▶ **TO BE DONE**: From the records below, copy every line that contains the word "JSON".

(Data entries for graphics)
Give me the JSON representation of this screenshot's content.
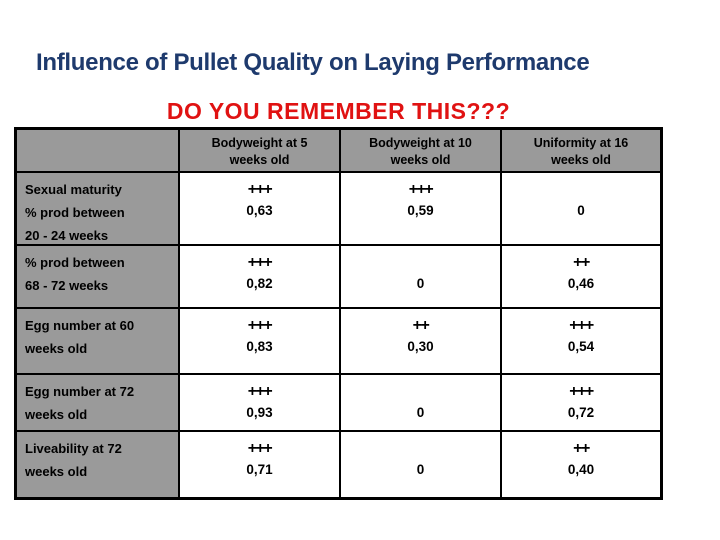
{
  "slide": {
    "title": "Influence of Pullet Quality on Laying Performance",
    "subtitle": "DO YOU REMEMBER THIS???",
    "colors": {
      "title_text": "#1e3a6d",
      "subtitle_text": "#e01212",
      "header_bg": "#9a9a9a",
      "border": "#000000",
      "value_text": "#000000"
    }
  },
  "table": {
    "corner": "",
    "column_headers": [
      "Bodyweight at 5\nweeks old",
      "Bodyweight at 10\nweeks old",
      "Uniformity at 16\nweeks old"
    ],
    "rows": [
      {
        "label": "Sexual maturity\n% prod between\n20 - 24 weeks",
        "cells": [
          {
            "symbol": "+++",
            "value": "0,63"
          },
          {
            "symbol": "+++",
            "value": "0,59"
          },
          {
            "symbol": "",
            "value": "0"
          }
        ]
      },
      {
        "label": "% prod between\n68 - 72 weeks",
        "cells": [
          {
            "symbol": "+++",
            "value": "0,82"
          },
          {
            "symbol": "",
            "value": "0"
          },
          {
            "symbol": "++",
            "value": "0,46"
          }
        ]
      },
      {
        "label": "Egg number at 60\nweeks old",
        "cells": [
          {
            "symbol": "+++",
            "value": "0,83"
          },
          {
            "symbol": "++",
            "value": "0,30"
          },
          {
            "symbol": "+++",
            "value": "0,54"
          }
        ]
      },
      {
        "label": "Egg number at 72\nweeks old",
        "cells": [
          {
            "symbol": "+++",
            "value": "0,93"
          },
          {
            "symbol": "",
            "value": "0"
          },
          {
            "symbol": "+++",
            "value": "0,72"
          }
        ]
      },
      {
        "label": "Liveability at 72\nweeks old",
        "cells": [
          {
            "symbol": "+++",
            "value": "0,71"
          },
          {
            "symbol": "",
            "value": "0"
          },
          {
            "symbol": "++",
            "value": "0,40"
          }
        ]
      }
    ]
  }
}
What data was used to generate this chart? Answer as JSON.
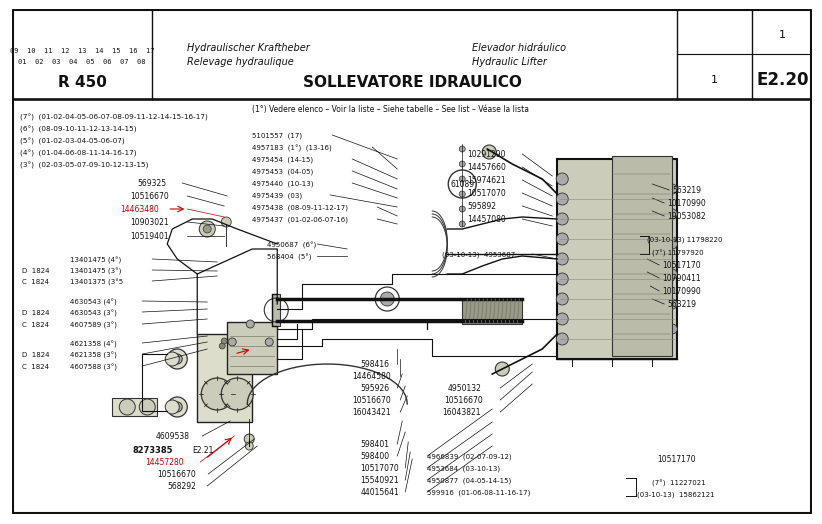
{
  "bg_color": "#ffffff",
  "diagram_bg": "#ffffff",
  "title": "SOLLEVATORE IDRAULICO",
  "subtitle_left": "Relevage hydraulique",
  "subtitle_left2": "Hydraulischer Kraftheber",
  "subtitle_right": "Hydraulic Lifter",
  "subtitle_right2": "Elevador hidráulico",
  "model": "R 450",
  "model_numbers_row1": "01  02  03  04  05  06  07  08",
  "model_numbers_row2": "09  10  11  12  13  14  15  16  17",
  "ref_code": "E2.20",
  "page_num": "1",
  "footer_note": "(1°) Vedere elenco – Voir la liste – Siehe tabelle – See list – Véase la lista"
}
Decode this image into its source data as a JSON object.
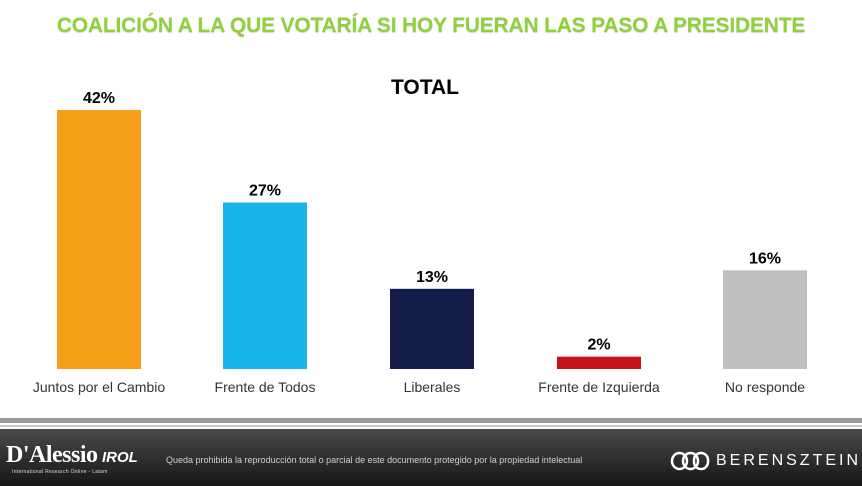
{
  "header": {
    "title": "COALICIÓN A LA QUE VOTARÍA SI HOY FUERAN LAS PASO A PRESIDENTE"
  },
  "chart_data": {
    "type": "bar",
    "title": "TOTAL",
    "categories": [
      "Juntos por el Cambio",
      "Frente de Todos",
      "Liberales",
      "Frente de Izquierda",
      "No responde"
    ],
    "values": [
      42,
      27,
      13,
      2,
      16
    ],
    "value_labels": [
      "42%",
      "27%",
      "13%",
      "2%",
      "16%"
    ],
    "colors": [
      "#f6a01a",
      "#18b4ea",
      "#141c4a",
      "#c4111a",
      "#bfbfbf"
    ],
    "unit": "%",
    "ylim": [
      0,
      42
    ],
    "grid": false,
    "legend": "none"
  },
  "footer": {
    "brand_left": "D'Alessio",
    "brand_left_suffix": "IROL",
    "brand_left_sub": "International Research Online - Latam",
    "disclaimer": "Queda prohibida la reproducción total o parcial de este documento protegido por la propiedad intelectual",
    "brand_right": "BERENSZTEIN"
  }
}
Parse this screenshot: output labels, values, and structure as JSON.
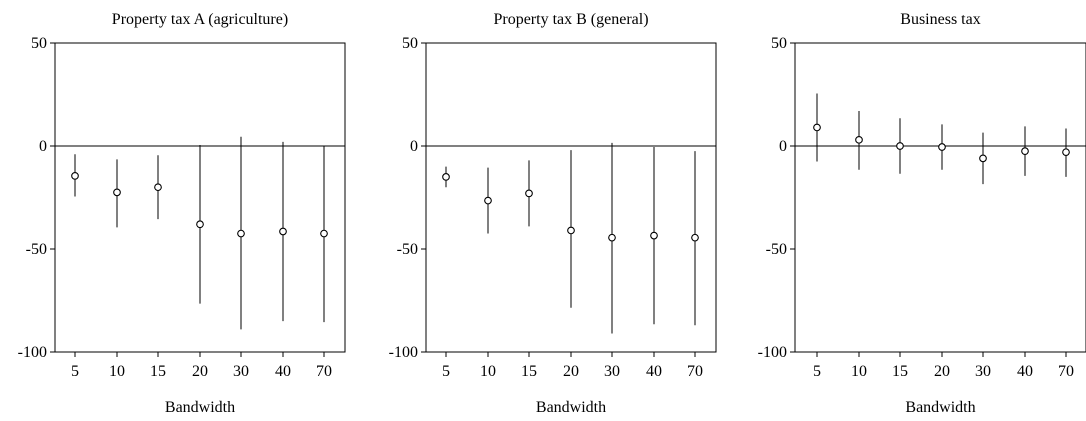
{
  "chart_data": [
    {
      "type": "scatter",
      "title": "Property tax A (agriculture)",
      "xlabel": "Bandwidth",
      "ylabel": "",
      "ylim": [
        -100,
        50
      ],
      "yticks": [
        50,
        0,
        -50,
        -100
      ],
      "reference_line_y": 0,
      "grid": false,
      "categories": [
        "5",
        "10",
        "15",
        "20",
        "30",
        "40",
        "70"
      ],
      "series": [
        {
          "values": [
            -14.5,
            -22.5,
            -20,
            -38,
            -42.5,
            -41.5,
            -42.5
          ],
          "ci_low": [
            -24.5,
            -39.5,
            -35.5,
            -76.5,
            -89,
            -85,
            -85.5
          ],
          "ci_high": [
            -4,
            -6.5,
            -4.5,
            0.5,
            4.5,
            2,
            0
          ]
        }
      ]
    },
    {
      "type": "scatter",
      "title": "Property tax B (general)",
      "xlabel": "Bandwidth",
      "ylabel": "",
      "ylim": [
        -100,
        50
      ],
      "yticks": [
        50,
        0,
        -50,
        -100
      ],
      "reference_line_y": 0,
      "grid": false,
      "categories": [
        "5",
        "10",
        "15",
        "20",
        "30",
        "40",
        "70"
      ],
      "series": [
        {
          "values": [
            -15,
            -26.5,
            -23,
            -41,
            -44.5,
            -43.5,
            -44.5
          ],
          "ci_low": [
            -20,
            -42.5,
            -39,
            -78.5,
            -91,
            -86.5,
            -87
          ],
          "ci_high": [
            -10,
            -10.5,
            -7,
            -2,
            1.5,
            -0.5,
            -2.5
          ]
        }
      ]
    },
    {
      "type": "scatter",
      "title": "Business tax",
      "xlabel": "Bandwidth",
      "ylabel": "",
      "ylim": [
        -100,
        50
      ],
      "yticks": [
        50,
        0,
        -50,
        -100
      ],
      "reference_line_y": 0,
      "grid": false,
      "categories": [
        "5",
        "10",
        "15",
        "20",
        "30",
        "40",
        "70"
      ],
      "series": [
        {
          "values": [
            9,
            3,
            0,
            -0.5,
            -6,
            -2.5,
            -3
          ],
          "ci_low": [
            -7.5,
            -11.5,
            -13.5,
            -11.5,
            -18.5,
            -14.5,
            -15
          ],
          "ci_high": [
            25.5,
            17,
            13.5,
            10.5,
            6.5,
            9.5,
            8.5
          ]
        }
      ]
    }
  ]
}
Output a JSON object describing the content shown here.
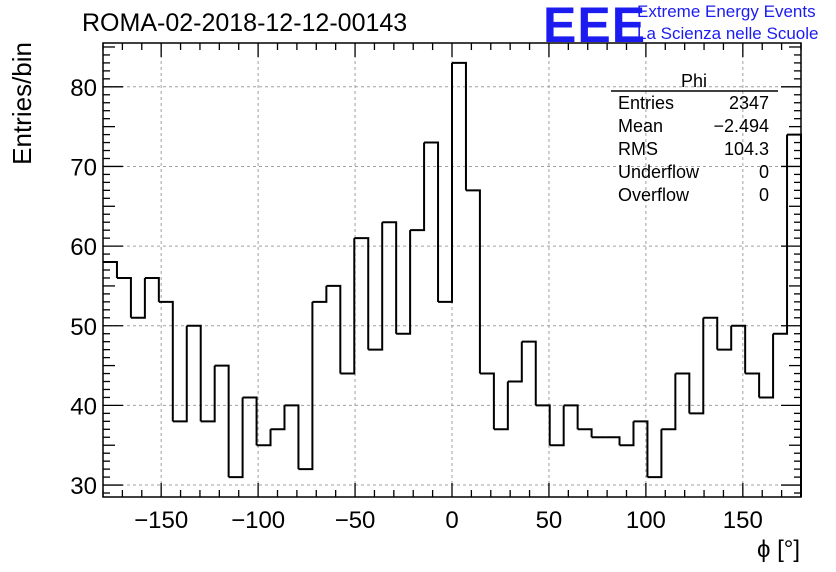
{
  "header": {
    "run_title": "ROMA-02-2018-12-12-00143",
    "logo_text": "EEE",
    "logo_line1": "Extreme Energy Events",
    "logo_line2": "La Scienza nelle Scuole",
    "logo_color": "#1c1cf0"
  },
  "chart_data": {
    "type": "bar",
    "histogram_style": "step",
    "title": "ROMA-02-2018-12-12-00143",
    "xlabel": "ϕ [°]",
    "ylabel": "Entries/bin",
    "xlim": [
      -180,
      180
    ],
    "ylim": [
      28.5,
      85.5
    ],
    "grid": true,
    "bin_edges_start": -180,
    "bin_width": 7.2,
    "values": [
      58,
      56,
      51,
      56,
      53,
      38,
      50,
      38,
      45,
      31,
      41,
      35,
      37,
      40,
      32,
      53,
      55,
      44,
      61,
      47,
      63,
      49,
      62,
      73,
      53,
      83,
      67,
      44,
      37,
      43,
      48,
      40,
      35,
      40,
      37,
      36,
      36,
      35,
      38,
      31,
      37,
      44,
      39,
      51,
      47,
      50,
      44,
      41,
      49,
      74
    ],
    "x_ticks": [
      -150,
      -100,
      -50,
      0,
      50,
      100,
      150
    ],
    "x_tick_labels": [
      "−150",
      "−100",
      "−50",
      "0",
      "50",
      "100",
      "150"
    ],
    "y_ticks": [
      30,
      40,
      50,
      60,
      70,
      80
    ],
    "y_tick_labels": [
      "30",
      "40",
      "50",
      "60",
      "70",
      "80"
    ],
    "stats_box": {
      "name": "Phi",
      "rows": [
        {
          "label": "Entries",
          "value": "2347"
        },
        {
          "label": "Mean",
          "value": "−2.494"
        },
        {
          "label": "RMS",
          "value": "104.3"
        },
        {
          "label": "Underflow",
          "value": "0"
        },
        {
          "label": "Overflow",
          "value": "0"
        }
      ],
      "placement": "top-right"
    }
  }
}
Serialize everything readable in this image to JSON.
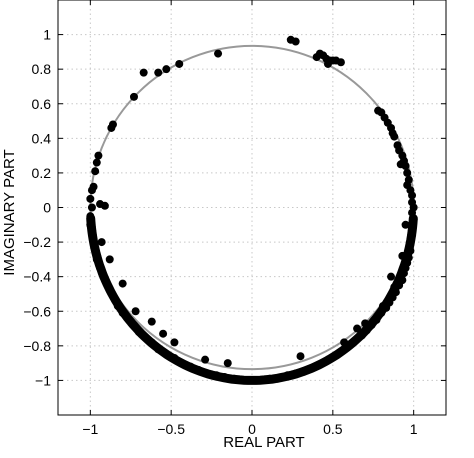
{
  "chart_data": {
    "type": "scatter",
    "title": "",
    "xlabel": "REAL PART",
    "ylabel": "IMAGINARY PART",
    "xlim": [
      -1.2,
      1.2
    ],
    "ylim": [
      -1.2,
      1.2
    ],
    "xticks": [
      -1,
      -0.5,
      0,
      0.5,
      1
    ],
    "xtick_labels": [
      "−1",
      "−0.5",
      "0",
      "0.5",
      "1"
    ],
    "yticks": [
      1,
      0.8,
      0.6,
      0.4,
      0.2,
      0,
      -0.2,
      -0.4,
      -0.6,
      -0.8,
      -1
    ],
    "ytick_labels": [
      "1",
      "0.8",
      "0.6",
      "0.4",
      "0.2",
      "0",
      "−0.2",
      "−0.4",
      "−0.6",
      "−0.8",
      "−1"
    ],
    "grid": true,
    "reference_curve": {
      "shape": "unit circle",
      "center": [
        0,
        0
      ],
      "radius": 1,
      "color": "#999999"
    },
    "marker_color": "#000000",
    "series": [
      {
        "points": [
          [
            0.24,
            0.97
          ],
          [
            0.27,
            0.96
          ],
          [
            0.4,
            0.87
          ],
          [
            0.42,
            0.89
          ],
          [
            0.44,
            0.88
          ],
          [
            0.46,
            0.86
          ],
          [
            0.47,
            0.83
          ],
          [
            0.48,
            0.85
          ],
          [
            0.5,
            0.85
          ],
          [
            0.52,
            0.85
          ],
          [
            0.55,
            0.84
          ],
          [
            0.78,
            0.56
          ],
          [
            0.8,
            0.55
          ],
          [
            0.82,
            0.52
          ],
          [
            0.84,
            0.49
          ],
          [
            0.86,
            0.46
          ],
          [
            0.87,
            0.43
          ],
          [
            0.88,
            0.41
          ],
          [
            0.9,
            0.36
          ],
          [
            0.91,
            0.33
          ],
          [
            0.93,
            0.3
          ],
          [
            0.94,
            0.27
          ],
          [
            0.95,
            0.24
          ],
          [
            0.96,
            0.2
          ],
          [
            0.97,
            0.16
          ],
          [
            0.96,
            0.13
          ],
          [
            0.98,
            0.1
          ],
          [
            0.99,
            0.07
          ],
          [
            0.99,
            0.03
          ],
          [
            1.0,
            0.0
          ],
          [
            0.99,
            -0.03
          ],
          [
            1.0,
            -0.07
          ],
          [
            0.99,
            -0.12
          ],
          [
            0.99,
            -0.16
          ],
          [
            0.98,
            -0.21
          ],
          [
            0.98,
            -0.25
          ],
          [
            0.97,
            -0.29
          ],
          [
            0.96,
            -0.32
          ],
          [
            0.95,
            -0.35
          ],
          [
            0.94,
            -0.38
          ],
          [
            0.93,
            -0.42
          ],
          [
            0.91,
            -0.45
          ],
          [
            0.89,
            -0.49
          ],
          [
            0.87,
            -0.52
          ],
          [
            0.85,
            -0.55
          ],
          [
            0.83,
            -0.58
          ],
          [
            0.8,
            -0.61
          ],
          [
            0.77,
            -0.65
          ],
          [
            0.74,
            -0.68
          ],
          [
            0.71,
            -0.71
          ],
          [
            0.68,
            -0.74
          ],
          [
            0.64,
            -0.77
          ],
          [
            0.6,
            -0.8
          ],
          [
            0.56,
            -0.83
          ],
          [
            0.51,
            -0.86
          ],
          [
            0.47,
            -0.88
          ],
          [
            0.42,
            -0.91
          ],
          [
            0.37,
            -0.93
          ],
          [
            0.32,
            -0.95
          ],
          [
            0.27,
            -0.96
          ],
          [
            0.22,
            -0.97
          ],
          [
            0.16,
            -0.99
          ],
          [
            0.11,
            -0.99
          ],
          [
            0.05,
            -1.0
          ],
          [
            0.0,
            -1.0
          ],
          [
            -0.05,
            -1.0
          ],
          [
            -0.11,
            -0.99
          ],
          [
            -0.17,
            -0.98
          ],
          [
            -0.22,
            -0.97
          ],
          [
            -0.28,
            -0.96
          ],
          [
            -0.33,
            -0.94
          ],
          [
            -0.38,
            -0.92
          ],
          [
            -0.44,
            -0.9
          ],
          [
            -0.48,
            -0.87
          ],
          [
            -0.53,
            -0.85
          ],
          [
            -0.58,
            -0.82
          ],
          [
            -0.62,
            -0.78
          ],
          [
            -0.66,
            -0.75
          ],
          [
            -0.7,
            -0.72
          ],
          [
            -0.73,
            -0.68
          ],
          [
            -0.77,
            -0.64
          ],
          [
            -0.8,
            -0.61
          ],
          [
            -0.83,
            -0.57
          ],
          [
            -0.85,
            -0.53
          ],
          [
            -0.88,
            -0.48
          ],
          [
            -0.9,
            -0.44
          ],
          [
            -0.92,
            -0.4
          ],
          [
            -0.94,
            -0.35
          ],
          [
            -0.96,
            -0.3
          ],
          [
            -0.97,
            -0.25
          ],
          [
            -0.98,
            -0.2
          ],
          [
            -0.99,
            -0.15
          ],
          [
            -1.0,
            -0.1
          ],
          [
            -1.0,
            -0.05
          ],
          [
            -0.99,
            0.0
          ],
          [
            -1.0,
            0.05
          ],
          [
            -0.99,
            0.1
          ],
          [
            -0.98,
            0.12
          ],
          [
            -0.97,
            0.21
          ],
          [
            -0.96,
            0.26
          ],
          [
            -0.95,
            0.3
          ],
          [
            -0.87,
            0.46
          ],
          [
            -0.86,
            0.48
          ],
          [
            -0.91,
            0.01
          ],
          [
            -0.94,
            0.02
          ],
          [
            -0.73,
            0.64
          ],
          [
            -0.67,
            0.78
          ],
          [
            -0.58,
            0.78
          ],
          [
            -0.53,
            0.8
          ],
          [
            -0.45,
            0.83
          ],
          [
            -0.21,
            0.89
          ],
          [
            0.88,
            -0.46
          ],
          [
            0.81,
            -0.57
          ],
          [
            0.7,
            -0.67
          ],
          [
            0.57,
            -0.78
          ],
          [
            -0.15,
            -0.9
          ],
          [
            -0.29,
            -0.88
          ],
          [
            -0.48,
            -0.78
          ],
          [
            -0.62,
            -0.66
          ],
          [
            -0.8,
            -0.44
          ],
          [
            -0.93,
            -0.2
          ],
          [
            0.92,
            0.25
          ],
          [
            0.86,
            -0.4
          ],
          [
            0.3,
            -0.86
          ],
          [
            -0.55,
            -0.73
          ],
          [
            -0.72,
            -0.6
          ],
          [
            -0.88,
            -0.3
          ],
          [
            0.95,
            -0.1
          ],
          [
            0.93,
            -0.28
          ],
          [
            0.65,
            -0.7
          ]
        ]
      }
    ]
  }
}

▶ **CORRECT RESULT**:
Give me the JSON representation of this screenshot's content.
What data was used to generate this chart? Answer as JSON.
Decode this image into its source data as a JSON object.
Parse this screenshot: output labels, values, and structure as JSON.
Output a JSON object describing the content shown here.
Serialize everything readable in this image to JSON.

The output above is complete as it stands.